Data extract:
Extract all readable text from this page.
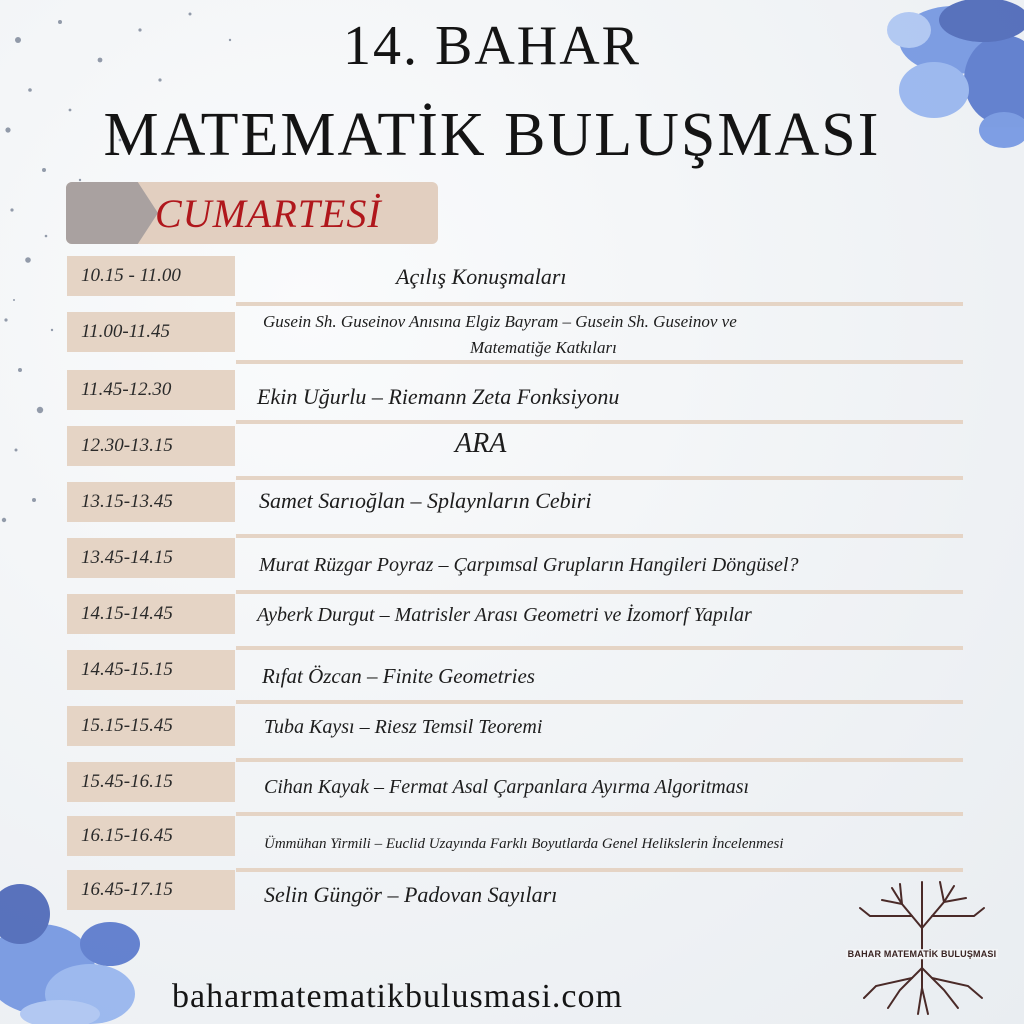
14. BAHAR
MATEMATİK BULUŞMASI
CUMARTESİ
10.15 - 11.00	Açılış Konuşmaları
11.00-11.45	Gusein Sh. Guseinov Anısına Elgiz Bayram – Gusein Sh. Guseinov ve
Matematiğe Katkıları
11.45-12.30	Ekin Uğurlu – Riemann Zeta Fonksiyonu
12.30-13.15	ARA
13.15-13.45	Samet Sarıoğlan – Splaynların Cebiri
13.45-14.15	Murat Rüzgar Poyraz – Çarpımsal Grupların Hangileri Döngüsel?
14.15-14.45	Ayberk Durgut – Matrisler Arası Geometri ve İzomorf Yapılar
14.45-15.15	Rıfat Özcan – Finite Geometries
15.15-15.45	Tuba Kaysı – Riesz Temsil Teoremi
15.45-16.15	Cihan Kayak – Fermat Asal Çarpanlara Ayırma Algoritması
16.15-16.45	Ümmühan Yirmili – Euclid Uzayında Farklı Boyutlarda Genel Helikslerin İncelenmesi
16.45-17.15	Selin Güngör – Padovan Sayıları
BAHAR MATEMATİK BULUŞMASI
baharmatematikbulusmasi.com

What is being asked: Check each line of the records for the word "BULUŞMASI" and extract those that contain it.

Answer to this exercise:
MATEMATİK BULUŞMASI
BAHAR MATEMATİK BULUŞMASI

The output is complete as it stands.